# TASK BRIEF:
Express the entries below as a JSON list of strings, one string per line, leaving out blank lines. Include only the lines from the one containing "arxiv-id: arXiv:1803.04765v1 [cs.LG]" through the one containing "emphasis: robustness bbox=[547, 394, 601, 409]", both ends included.
begin THE DATA
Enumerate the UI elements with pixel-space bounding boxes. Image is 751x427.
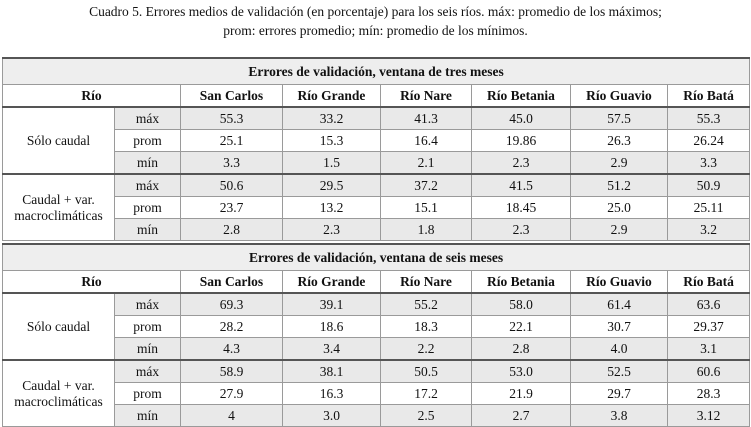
column-header: Río Grande: [283, 271, 381, 294]
value-cell: 50.9: [668, 174, 750, 197]
value-cell: 4.0: [571, 338, 668, 361]
value-cell: 58.9: [181, 360, 283, 383]
caption-line-2: prom: errores promedio; mín: promedio de los mínimos.: [223, 23, 528, 38]
rio-header: Río: [3, 85, 181, 108]
value-cell: 27.9: [181, 383, 283, 405]
stat-label: prom: [115, 316, 181, 338]
value-cell: 57.5: [571, 107, 668, 130]
table-row: [3, 293, 750, 316]
value-cell: 17.2: [381, 383, 472, 405]
column-header: Río Betania: [472, 271, 571, 294]
value-cell: 18.3: [381, 316, 472, 338]
group-label: Sólo caudal: [3, 107, 115, 174]
value-cell: 4: [181, 405, 283, 427]
table-row: [3, 383, 750, 405]
value-cell: 2.9: [571, 152, 668, 175]
table-caption: [0, 0, 751, 40]
group-label: Caudal + var. macroclimáticas: [3, 174, 115, 241]
value-cell: 2.3: [472, 219, 571, 241]
value-cell: 29.5: [283, 174, 381, 197]
section-title: Errores de validación, ventana de tres meses: [3, 58, 750, 85]
stat-label: mín: [115, 405, 181, 427]
table-row: [3, 130, 750, 152]
value-cell: 25.11: [668, 197, 750, 219]
column-header: Río Batá: [668, 271, 750, 294]
caption-line-1: Cuadro 5. Errores medios de validación (en porcentaje) para los seis ríos. máx: promedio de los máximos;: [89, 4, 662, 19]
value-cell: 2.9: [571, 219, 668, 241]
value-cell: 23.7: [181, 197, 283, 219]
value-cell: 3.1: [668, 338, 750, 361]
table-row: [3, 174, 750, 197]
value-cell: 53.0: [472, 360, 571, 383]
stat-label: máx: [115, 360, 181, 383]
value-cell: 2.7: [472, 405, 571, 427]
value-cell: 30.7: [571, 316, 668, 338]
column-header: Río Nare: [381, 271, 472, 294]
value-cell: 3.2: [668, 219, 750, 241]
column-header: Río Betania: [472, 85, 571, 108]
column-header: Río Batá: [668, 85, 750, 108]
stat-label: máx: [115, 174, 181, 197]
column-header: San Carlos: [181, 271, 283, 294]
value-cell: 29.37: [668, 316, 750, 338]
value-cell: 22.1: [472, 316, 571, 338]
value-cell: 19.86: [472, 130, 571, 152]
value-cell: 50.5: [381, 360, 472, 383]
value-cell: 2.5: [381, 405, 472, 427]
value-cell: 28.3: [668, 383, 750, 405]
value-cell: 55.3: [668, 107, 750, 130]
value-cell: 55.2: [381, 293, 472, 316]
value-cell: 25.0: [571, 197, 668, 219]
value-cell: 21.9: [472, 383, 571, 405]
value-cell: 1.5: [283, 152, 381, 175]
value-cell: 58.0: [472, 293, 571, 316]
column-header: Río Guavio: [571, 271, 668, 294]
value-cell: 2.1: [381, 152, 472, 175]
value-cell: 41.5: [472, 174, 571, 197]
value-cell: 13.2: [283, 197, 381, 219]
value-cell: 28.2: [181, 316, 283, 338]
value-cell: 15.3: [283, 130, 381, 152]
stat-label: mín: [115, 219, 181, 241]
stat-label: prom: [115, 197, 181, 219]
value-cell: 60.6: [668, 360, 750, 383]
value-cell: 29.7: [571, 383, 668, 405]
table-row: [3, 107, 750, 130]
value-cell: 2.3: [472, 152, 571, 175]
value-cell: 39.1: [283, 293, 381, 316]
column-header-row: [3, 85, 750, 108]
value-cell: 16.4: [381, 130, 472, 152]
value-cell: 3.3: [181, 152, 283, 175]
column-header: San Carlos: [181, 85, 283, 108]
table-body: [3, 58, 750, 427]
table-row: [3, 219, 750, 241]
value-cell: 61.4: [571, 293, 668, 316]
stat-label: máx: [115, 293, 181, 316]
value-cell: 26.24: [668, 130, 750, 152]
value-cell: 45.0: [472, 107, 571, 130]
group-label: Caudal + var. macroclimáticas: [3, 360, 115, 427]
value-cell: 15.1: [381, 197, 472, 219]
rio-header: Río: [3, 271, 181, 294]
value-cell: 38.1: [283, 360, 381, 383]
value-cell: 37.2: [381, 174, 472, 197]
column-header: Río Grande: [283, 85, 381, 108]
value-cell: 18.45: [472, 197, 571, 219]
table-row: [3, 360, 750, 383]
value-cell: 50.6: [181, 174, 283, 197]
value-cell: 41.3: [381, 107, 472, 130]
section-title-row: [3, 244, 750, 271]
column-header: Río Guavio: [571, 85, 668, 108]
value-cell: 26.3: [571, 130, 668, 152]
stat-label: prom: [115, 383, 181, 405]
value-cell: 3.4: [283, 338, 381, 361]
value-cell: 33.2: [283, 107, 381, 130]
validation-errors-table: [2, 57, 750, 427]
section-title: Errores de validación, ventana de seis meses: [3, 244, 750, 271]
value-cell: 2.8: [472, 338, 571, 361]
column-header: Río Nare: [381, 85, 472, 108]
value-cell: 3.0: [283, 405, 381, 427]
stat-label: mín: [115, 338, 181, 361]
value-cell: 69.3: [181, 293, 283, 316]
table-row: [3, 316, 750, 338]
value-cell: 18.6: [283, 316, 381, 338]
stat-label: prom: [115, 130, 181, 152]
value-cell: 1.8: [381, 219, 472, 241]
column-header-row: [3, 271, 750, 294]
value-cell: 63.6: [668, 293, 750, 316]
table-row: [3, 197, 750, 219]
value-cell: 55.3: [181, 107, 283, 130]
value-cell: 25.1: [181, 130, 283, 152]
table-row: [3, 405, 750, 427]
stat-label: mín: [115, 152, 181, 175]
table-row: [3, 152, 750, 175]
value-cell: 52.5: [571, 360, 668, 383]
value-cell: 2.8: [181, 219, 283, 241]
value-cell: 2.2: [381, 338, 472, 361]
value-cell: 2.3: [283, 219, 381, 241]
value-cell: 16.3: [283, 383, 381, 405]
value-cell: 3.8: [571, 405, 668, 427]
value-cell: 51.2: [571, 174, 668, 197]
section-title-row: [3, 58, 750, 85]
stat-label: máx: [115, 107, 181, 130]
value-cell: 3.3: [668, 152, 750, 175]
table-row: [3, 338, 750, 361]
value-cell: 3.12: [668, 405, 750, 427]
group-label: Sólo caudal: [3, 293, 115, 360]
value-cell: 4.3: [181, 338, 283, 361]
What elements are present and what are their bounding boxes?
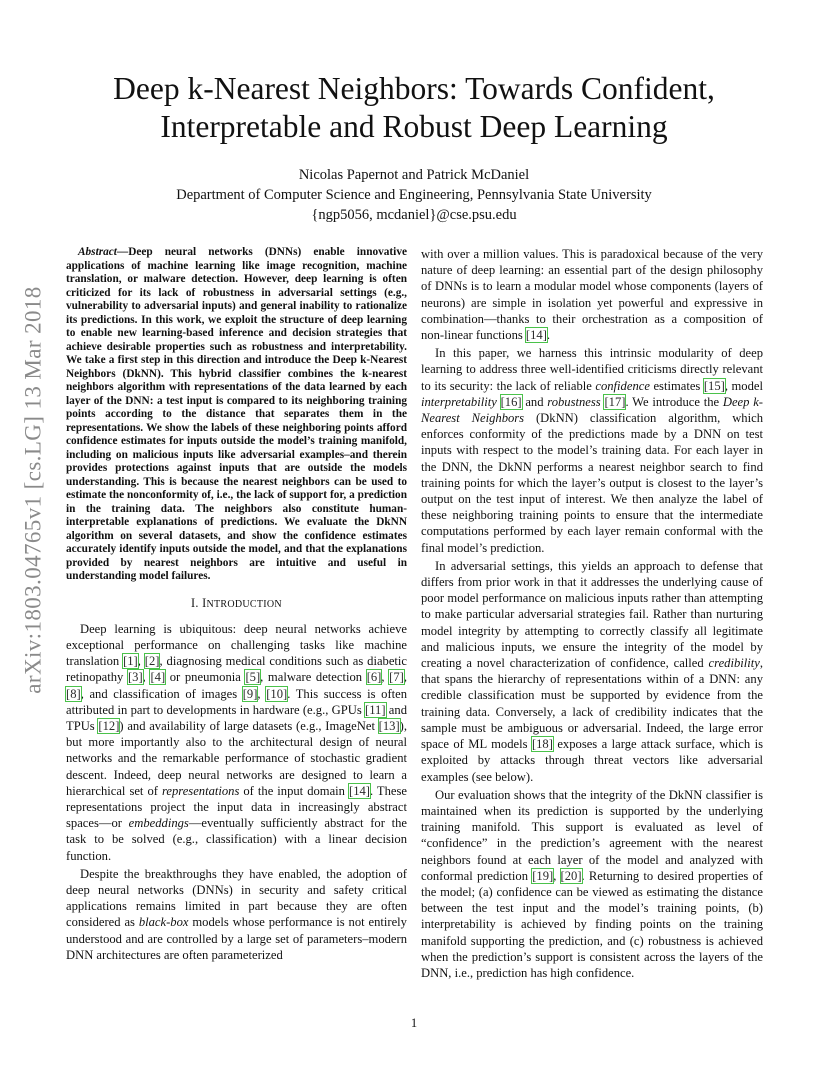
arxiv-id: arXiv:1803.04765v1 [cs.LG] 13 Mar 2018 bbox=[21, 286, 47, 694]
author-block bbox=[60, 165, 768, 225]
author-email: {ngp5056, mcdaniel}@cse.psu.edu bbox=[311, 207, 517, 223]
left-column bbox=[66, 246, 407, 965]
emphasis: robustness bbox=[547, 394, 601, 409]
emphasis: credibility bbox=[708, 656, 760, 671]
right-paragraph-2: In this paper, we harness this intrinsic modularity of deep learning to address three well-identified criticisms directly relevant to its security: the lack of reliable confidence estimates [15], model interpretability [16] and robustness [17]. We introduce the Deep k-Nearest Neighbors (DkNN) classification algorithm, which enforces conformity of the predictions made by a DNN on test inputs with respect to the model’s training data. For each layer in the DNN, the DkNN performs a nearest neighbor search to find training points for which the layer’s output is closest to the layer’s output on the test input of interest. We then analyze the label of these neighboring training points to ensure that the intermediate computations performed by each layer remain conformal with the final model’s prediction. bbox=[421, 346, 763, 555]
emphasis: black-box bbox=[138, 915, 189, 930]
section-rest: NTRODUCTION bbox=[206, 598, 282, 610]
section-first-letter: I bbox=[202, 595, 207, 610]
section-numeral: I. bbox=[191, 595, 203, 610]
abstract bbox=[66, 246, 407, 584]
right-paragraph-4: Our evaluation shows that the integrity of the DkNN classifier is maintained when its prediction is supported by the underlying training manifold. This support is evaluated as level of “confidence” in the prediction’s agreement with the nearest neighbors found at each layer of the model and analyzed with conformal prediction [19], [20]. Returning to desired properties of the model; (a) confidence can be viewed as estimating the distance between the test input and the model’s training points, (b) interpretability is achieved by finding points on the training manifold supporting the prediction, and (c) robustness is achieved when the prediction’s support is consistent across the layers of the DNN, i.e., prediction has high confidence. bbox=[421, 787, 763, 980]
citation-link[interactable]: [18] bbox=[531, 737, 553, 752]
right-column bbox=[421, 246, 763, 983]
abstract-label: Abstract bbox=[78, 246, 117, 258]
affiliation: Department of Computer Science and Engineering, Pennsylvania State University bbox=[176, 187, 652, 203]
citation-link[interactable]: [5] bbox=[245, 670, 261, 685]
page-number: 1 bbox=[410, 1016, 418, 1030]
citation-link[interactable]: [3] bbox=[127, 670, 143, 685]
citation-link[interactable]: [16] bbox=[500, 394, 522, 409]
citation-link[interactable]: [4] bbox=[150, 670, 166, 685]
emphasis: representations bbox=[161, 783, 240, 798]
citation-link[interactable]: [20] bbox=[560, 868, 582, 883]
citation-link[interactable]: [2] bbox=[144, 654, 160, 669]
citation-link[interactable]: [8] bbox=[66, 686, 81, 701]
citation-link[interactable]: [15] bbox=[703, 378, 725, 393]
citation-link[interactable]: [17] bbox=[604, 394, 626, 409]
citation-link[interactable]: [12] bbox=[98, 718, 120, 733]
citation-link[interactable]: [19] bbox=[532, 868, 554, 883]
citation-link[interactable]: [10] bbox=[266, 686, 288, 701]
emphasis: confidence bbox=[595, 378, 650, 393]
citation-link[interactable]: [7] bbox=[389, 670, 404, 685]
title-line: Deep k-Nearest Neighbors: Towards Confident, bbox=[113, 71, 715, 106]
emphasis: interpretability bbox=[421, 394, 497, 409]
citation-link[interactable]: [11] bbox=[365, 702, 386, 717]
section-heading-introduction bbox=[66, 595, 407, 613]
citation-link[interactable]: [14] bbox=[525, 328, 547, 343]
emphasis: embeddings bbox=[128, 816, 189, 831]
abstract-text: —Deep neural networks (DNNs) enable innovative applications of machine learning like image recognition, machine translation, or malware detection. However, deep learning is often criticized for its lack of robustness in adversarial settings (e.g., vulnerability to adversarial inputs) and general inability to rationalize its predictions. In this work, we exploit the structure of deep learning to enable new learning-based inference and decision strategies that achieve desirable properties such as robustness and interpretability. We take a first step in this direction and introduce the Deep k-Nearest Neighbors (DkNN). This hybrid classifier combines the k-nearest neighbors algorithm with representations of the data learned by each layer of the DNN: a test input is compared to its neighboring training points according to the distance that separates them in the representations. We show the labels of these neighboring points afford confidence estimates for inputs outside the model’s training manifold, including on malicious inputs like adversarial examples–and therein provides protections against inputs that are outside the models understanding. This is because the nearest neighbors can be used to estimate the nonconformity of, i.e., the lack of support for, a prediction in the training data. The neighbors also constitute human-interpretable explanations of predictions. We evaluate the DkNN algorithm on several datasets, and show the confidence estimates accurately identify inputs outside the model, and that the explanations provided by nearest neighbors are intuitive and useful in understanding model failures. bbox=[66, 246, 407, 582]
intro-paragraph-2: Despite the breakthroughs they have enabled, the adoption of deep neural networks (DNNs) in security and safety critical applications remains limited in part because they are often considered as black-box models whose performance is not entirely understood and are controlled by a large set of parameters–modern DNN architectures are often parameterized bbox=[66, 866, 407, 962]
emphasis: Deep k-Nearest Neighbors bbox=[421, 394, 763, 426]
citation-link[interactable]: [13] bbox=[378, 718, 400, 733]
paper-title bbox=[60, 70, 768, 146]
intro-paragraph-1: Deep learning is ubiquitous: deep neural networks achieve exceptional performance on challenging tasks like machine translation [1], [2], diagnosing medical conditions such as diabetic retinopathy [3], [4] or pneumonia [5], malware detection [6], [7], [8], and classification of images [9], [10]. This success is often attributed in part to developments in hardware (e.g., GPUs [11] and TPUs [12]) and availability of large datasets (e.g., ImageNet [13]), but more importantly also to the architectural design of neural networks and the remarkable performance of stochastic gradient descent. Indeed, deep neural networks are designed to learn a hierarchical set of representations of the input domain [14]. These representations project the input data in increasingly abstract spaces—or embeddings—eventually sufficiently abstract for the task to be solved (e.g., classification) with a linear decision function. bbox=[66, 621, 408, 863]
citation-link[interactable]: [9] bbox=[242, 686, 258, 701]
citation-link[interactable]: [6] bbox=[366, 670, 382, 685]
citation-link[interactable]: [1] bbox=[123, 654, 138, 669]
arxiv-identifier-stamp bbox=[18, 280, 50, 700]
right-paragraph-3: In adversarial settings, this yields an approach to defense that differs from prior work in that it addresses the underlying cause of poor model performance on malicious inputs rather than attempting to make particular adversarial strategies fail. Rather than nurturing model integrity by attempting to correctly classify all legitimate and malicious inputs, we ensure the integrity of the model by creating a novel characterization of confidence, called credibility, that spans the hierarchy of representations within of a DNN: any credible classification must be supported by evidence from the training data. Conversely, a lack of credibility indicates that the sample must be ambiguous or adversarial. Indeed, the large error space of ML models [18] exposes a large attack surface, which is exploited by attacks through threat vectors like adversarial examples (see below). bbox=[421, 558, 763, 784]
citation-link[interactable]: [14] bbox=[349, 783, 370, 798]
title-line: Interpretable and Robust Deep Learning bbox=[160, 109, 668, 144]
right-paragraph-1: with over a million values. This is paradoxical because of the very nature of deep learning: an essential part of the design philosophy of DNNs is to learn a modular model whose components (layers of neurons) are simple in isolation yet powerful and expressive in combination—thanks to their orchestration as a composition of non-linear functions [14]. bbox=[421, 247, 763, 343]
author-names: Nicolas Papernot and Patrick McDaniel bbox=[298, 167, 530, 183]
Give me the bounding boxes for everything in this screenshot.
end THE DATA
# THE ANSWER:
[
  "arxiv-id: arXiv:1803.04765v1 [cs.LG] 13 Mar 2018 bbox=[21, 286, 47, 694]",
  "author-block bbox=[60, 165, 768, 225]",
  "author-email: {ngp5056, mcdaniel}@cse.psu.edu bbox=[311, 207, 517, 223]",
  "left-column bbox=[66, 246, 407, 965]",
  "emphasis: robustness bbox=[547, 394, 601, 409]"
]